**** Stored data ****
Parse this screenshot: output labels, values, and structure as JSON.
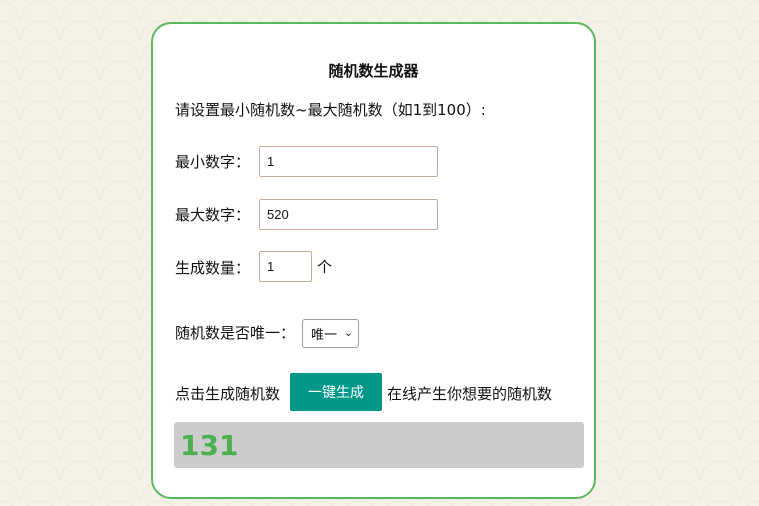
{
  "page": {
    "title": "随机数生成器",
    "instruction": "请设置最小随机数~最大随机数（如1到100）:"
  },
  "form": {
    "min_label": "最小数字：",
    "min_value": "1",
    "max_label": "最大数字：",
    "max_value": "520",
    "count_label": "生成数量：",
    "count_value": "1",
    "count_unit": "个",
    "unique_label": "随机数是否唯一：",
    "unique_selected": "唯一"
  },
  "generate": {
    "prefix": "点击生成随机数",
    "button_label": "一键生成",
    "suffix": "在线产生你想要的随机数"
  },
  "result": {
    "value": "131"
  },
  "colors": {
    "accent": "#009688",
    "border": "#5cb85c",
    "result_text": "#4caf50"
  }
}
****
### [What to do]
Drop the pictures and reproduce the rest of the entries above exactly.

### [Result for this task]
Parse this screenshot: output labels, values, and structure as JSON.
{
  "page": {
    "title": "随机数生成器",
    "instruction": "请设置最小随机数~最大随机数（如1到100）:"
  },
  "form": {
    "min_label": "最小数字：",
    "min_value": "1",
    "max_label": "最大数字：",
    "max_value": "520",
    "count_label": "生成数量：",
    "count_value": "1",
    "count_unit": "个",
    "unique_label": "随机数是否唯一：",
    "unique_selected": "唯一"
  },
  "generate": {
    "prefix": "点击生成随机数",
    "button_label": "一键生成",
    "suffix": "在线产生你想要的随机数"
  },
  "result": {
    "value": "131"
  },
  "colors": {
    "accent": "#009688",
    "border": "#5cb85c",
    "result_text": "#4caf50"
  }
}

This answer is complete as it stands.